AIM
Filter the entries that follow, copying every line in which the word "автономного" appears.
----
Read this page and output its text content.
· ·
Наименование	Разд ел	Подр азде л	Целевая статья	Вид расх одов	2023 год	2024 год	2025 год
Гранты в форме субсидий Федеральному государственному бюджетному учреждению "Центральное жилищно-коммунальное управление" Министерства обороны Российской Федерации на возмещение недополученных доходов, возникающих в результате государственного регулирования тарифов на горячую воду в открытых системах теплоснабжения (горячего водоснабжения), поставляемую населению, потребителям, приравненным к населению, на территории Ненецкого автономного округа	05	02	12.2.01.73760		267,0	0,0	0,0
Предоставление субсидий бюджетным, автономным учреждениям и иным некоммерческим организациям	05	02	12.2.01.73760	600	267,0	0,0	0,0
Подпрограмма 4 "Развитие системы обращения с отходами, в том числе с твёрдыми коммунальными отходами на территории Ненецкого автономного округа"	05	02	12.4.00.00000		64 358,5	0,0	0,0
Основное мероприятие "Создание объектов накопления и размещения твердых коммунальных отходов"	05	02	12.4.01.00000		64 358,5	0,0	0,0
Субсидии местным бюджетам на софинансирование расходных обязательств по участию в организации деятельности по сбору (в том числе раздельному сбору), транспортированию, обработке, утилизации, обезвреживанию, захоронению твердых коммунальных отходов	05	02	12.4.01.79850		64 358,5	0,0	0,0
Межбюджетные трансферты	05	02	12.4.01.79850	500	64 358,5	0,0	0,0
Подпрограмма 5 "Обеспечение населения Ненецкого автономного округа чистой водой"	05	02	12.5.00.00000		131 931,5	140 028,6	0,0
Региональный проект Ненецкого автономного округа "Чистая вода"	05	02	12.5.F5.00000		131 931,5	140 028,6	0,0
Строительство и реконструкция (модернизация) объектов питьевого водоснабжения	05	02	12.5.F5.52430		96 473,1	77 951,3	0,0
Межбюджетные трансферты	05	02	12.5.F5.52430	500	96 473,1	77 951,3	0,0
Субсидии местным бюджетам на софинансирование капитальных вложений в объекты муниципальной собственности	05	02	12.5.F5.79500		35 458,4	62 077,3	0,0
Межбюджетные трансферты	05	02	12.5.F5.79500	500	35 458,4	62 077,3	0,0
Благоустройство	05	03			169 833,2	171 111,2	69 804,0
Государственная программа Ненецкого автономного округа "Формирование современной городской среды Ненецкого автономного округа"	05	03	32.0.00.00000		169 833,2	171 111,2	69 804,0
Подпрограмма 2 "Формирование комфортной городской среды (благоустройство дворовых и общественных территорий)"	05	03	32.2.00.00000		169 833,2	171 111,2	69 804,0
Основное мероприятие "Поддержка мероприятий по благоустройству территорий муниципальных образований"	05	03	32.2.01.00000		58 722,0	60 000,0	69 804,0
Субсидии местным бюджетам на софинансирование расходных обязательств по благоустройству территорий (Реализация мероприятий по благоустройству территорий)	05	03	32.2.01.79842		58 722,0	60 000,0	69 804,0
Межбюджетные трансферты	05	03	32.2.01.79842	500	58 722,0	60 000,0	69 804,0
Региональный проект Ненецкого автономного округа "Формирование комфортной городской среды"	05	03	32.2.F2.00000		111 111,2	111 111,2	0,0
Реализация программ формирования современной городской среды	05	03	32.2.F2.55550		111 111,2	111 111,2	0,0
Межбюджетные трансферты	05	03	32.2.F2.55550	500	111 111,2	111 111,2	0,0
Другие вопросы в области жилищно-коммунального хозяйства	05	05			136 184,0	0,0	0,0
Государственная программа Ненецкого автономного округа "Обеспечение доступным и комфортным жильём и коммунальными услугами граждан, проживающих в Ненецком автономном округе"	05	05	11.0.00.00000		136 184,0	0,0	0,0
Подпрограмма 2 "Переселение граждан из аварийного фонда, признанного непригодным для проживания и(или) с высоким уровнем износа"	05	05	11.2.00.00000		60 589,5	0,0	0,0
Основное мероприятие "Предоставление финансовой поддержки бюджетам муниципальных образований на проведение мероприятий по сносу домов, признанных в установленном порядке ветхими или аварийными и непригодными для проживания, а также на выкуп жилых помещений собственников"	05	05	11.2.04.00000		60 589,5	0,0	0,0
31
----
RESPONSE TO THIS EXERCISE
Гранты в форме субсидий Федеральному государственному бюджетному учреждению "Центральное жилищно-коммунальное управление" Министерства обороны Российской Федерации на возмещение недополученных доходов, возникающих в результате государственного регулирования тарифов на горячую воду в открытых системах теплоснабжения (горячего водоснабжения), поставляемую населению, потребителям, приравненным к населению, на территории Ненецкого автономного округа	05	02	12.2.01.73760		267,0	0,0	0,0
Подпрограмма 4 "Развитие системы обращения с отходами, в том числе с твёрдыми коммунальными отходами на территории Ненецкого автономного округа"	05	02	12.4.00.00000		64 358,5	0,0	0,0
Подпрограмма 5 "Обеспечение населения Ненецкого автономного округа чистой водой"	05	02	12.5.00.00000		131 931,5	140 028,6	0,0
Региональный проект Ненецкого автономного округа "Чистая вода"	05	02	12.5.F5.00000		131 931,5	140 028,6	0,0
Государственная программа Ненецкого автономного округа "Формирование современной городской среды Ненецкого автономного округа"	05	03	32.0.00.00000		169 833,2	171 111,2	69 804,0
Региональный проект Ненецкого автономного округа "Формирование комфортной городской среды"	05	03	32.2.F2.00000		111 111,2	111 111,2	0,0
Государственная программа Ненецкого автономного округа "Обеспечение доступным и комфортным жильём и коммунальными услугами граждан, проживающих в Ненецком автономном округе"	05	05	11.0.00.00000		136 184,0	0,0	0,0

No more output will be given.